- [Extrait choisi]:
%%

Quels sont les effets de ces mauvaises conditions d’accueil sur les familles migrantes en France ?

Marie Rose Moro. D’abord une insécurité très importante, en particulier pour les enfants. A la précarité matérielle, s’ajoute la précarité psychique, puisque ces enfants se disent : « Je ne suis pas le bienvenue, je dois faire allégeance à des valeurs que je ne connais pas pour être toléré ici ». Le terme anglais, qui n’existe pas en français est « insecure » : à chaque moment de la journée et quel que soit l’endroit où ils se trouvent, ces enfants se sentent en insécurité. Les conséquences sur le développement de ces enfants sont très grave. Ils se séparent difficilement de leurs parents, n’ont pas envie d’apprendre parce que les choses nouvelles leur font peur. A cela s’ajoute l’inquiétude d’une arrestation. L’hôpital et l’école ne sont plus des sanctuaires. Or les enfants, pour grandir, ont besoin de sécurité, de tranquillité, de savoir que leur parents sont reconnus.

Vous insistez particulièrement sur l’importance de la langue maternelle…

Marie Rose Moro. Les travaux actuels (2) montrent l’importance de la langue maternelle pour la réussite des enfants. Chez certaines familles, parler une autre langue que le français est considéré comme dangereux. Or c’est absolument primordial de parler sa langue maternelle pour bien apprendre le français. Tous les linguistes et les spécialistes le savent. En France, on ne valorise pas la diversité, on oblige les migrants à renoncer à leur histoire pour s’intégrer. Mais on s’intègre d’autant mieux si on est considéré comme un être humain, avec une histoire et une langue ! On valorise, à juste titre, des langues comme l’Anglais et le Japonais et on dévalorise les langues maternelles. On établie une hiérarchie entre les langues.

Conséquence : vous constatez beaucoup de troubles du langage…

Marie Rose Moro. Ce qui est assez caractéristique ce sont les enfants qui n’arrivent plus à parler. A la maison, ils s’expriment dans leur langue maternelle, mais à l’école ils ne parlent plus. C’est représentatif du travail que doivent faire les enfants de migrants pour passer d’une langue à l’autre. Et quand on ne valorise pas assez la langue maternelle, on compromet ce passage d’une langue à une autre. J’insiste sur cette idée qui ne va pas de soi en France. Comme si la langue française résumait l’ensemble de l’identité. Moi-même, je suis enfant de migrant, je suis très heureuse de maîtriser la langue française avec facilité. Mais quelles sont les conditions pour y arriver ? La réponse, apparemment, ne va pas de soi. Une prise de conscience est en train de se faire là-dessus, sur le terrain, dans les écoles et les associations.

%%

- [Exercice proposé]: Modifiez le passage de l'extrait qui s'ouvre sur « Marie Rose Moro. Les » et s'achève sur « entre les langues. » en y remplaçant « primordial » par « essentiel », puis recopiez-le. Le matériel n'est pas nécessaire pour répondre.

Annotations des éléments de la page

%%

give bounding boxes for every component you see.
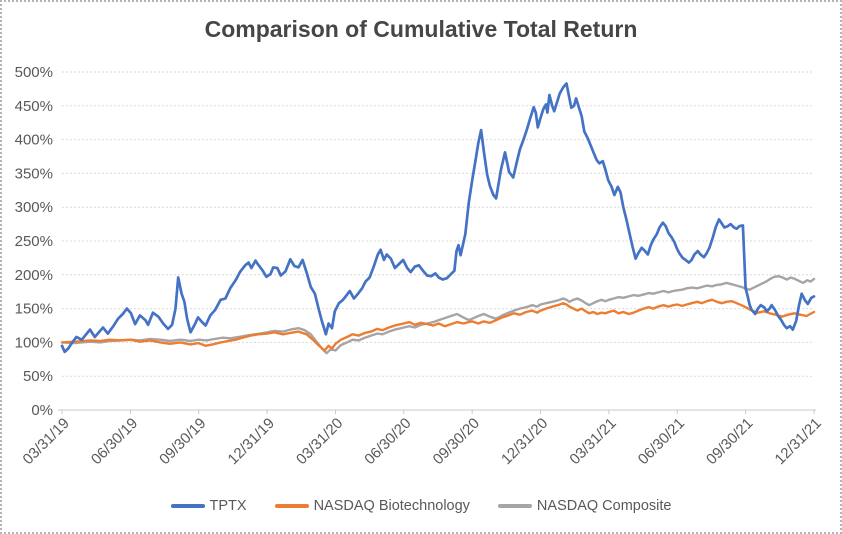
y-tick-label: 350% — [15, 165, 53, 182]
legend-swatch-nasdaq-composite-line-icon — [497, 504, 532, 508]
y-tick-label: 100% — [15, 334, 53, 351]
y-tick-label: 150% — [15, 301, 53, 318]
series-line-tptx — [60, 82, 816, 354]
y-tick-label: 200% — [15, 267, 53, 284]
legend-swatch-tptx-line-icon — [170, 504, 205, 508]
legend-item-tptx: TPTX — [170, 498, 247, 514]
x-tick-label: 06/30/21 — [635, 415, 688, 468]
legend-item-nasdaq-composite: NASDAQ Composite — [497, 498, 672, 514]
legend-label-nasdaq-composite: NASDAQ Composite — [536, 498, 672, 514]
y-tick-label: 250% — [15, 233, 53, 250]
x-tick-label: 06/30/20 — [361, 415, 414, 468]
legend-label-tptx: TPTX — [209, 498, 247, 514]
series-line-nasdaq-biotechnology — [60, 298, 816, 352]
legend-label-nasdaq-biotechnology: NASDAQ Biotechnology — [313, 498, 470, 514]
y-tick-label: 500% — [15, 64, 53, 81]
x-tick-label: 12/31/19 — [225, 415, 278, 468]
x-tick-label: 03/31/21 — [566, 415, 619, 468]
x-tick-label: 09/30/19 — [156, 415, 209, 468]
y-tick-label: 0% — [31, 402, 53, 419]
y-tick-label: 400% — [15, 132, 53, 149]
legend: TPTX NASDAQ Biotechnology NASDAQ Composi… — [2, 498, 840, 514]
legend-swatch-nasdaq-biotechnology-line-icon — [274, 504, 309, 508]
y-tick-label: 300% — [15, 199, 53, 216]
chart-title: Comparison of Cumulative Total Return — [204, 16, 638, 42]
x-tick-label: 06/30/19 — [88, 415, 141, 468]
legend-item-nasdaq-biotechnology: NASDAQ Biotechnology — [274, 498, 470, 514]
x-tick-label: 12/31/21 — [772, 415, 825, 468]
y-tick-label: 450% — [15, 98, 53, 115]
x-tick-label: 03/31/20 — [293, 415, 346, 468]
x-tick-label: 09/30/21 — [703, 415, 756, 468]
x-tick-label: 03/31/19 — [20, 415, 73, 468]
y-tick-label: 50% — [23, 368, 53, 385]
x-tick-label: 12/31/20 — [498, 415, 551, 468]
x-tick-label: 09/30/20 — [430, 415, 483, 468]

%%

- [Réponse rédigée]:
Marie Rose Moro. Les travaux actuels (2) montrent l’importance de la langue maternelle pour la réussite des enfants. Chez certaines familles, parler une autre langue que le français est considéré comme dangereux. Or c’est absolument essentiel de parler sa langue maternelle pour bien apprendre le français. Tous les linguistes et les spécialistes le savent. En France, on ne valorise pas la diversité, on oblige les migrants à renoncer à leur histoire pour s’intégrer. Mais on s’intègre d’autant mieux si on est considéré comme un être humain, avec une histoire et une langue ! On valorise, à juste titre, des langues comme l’Anglais et le Japonais et on dévalorise les langues maternelles. On établie une hiérarchie entre les langues.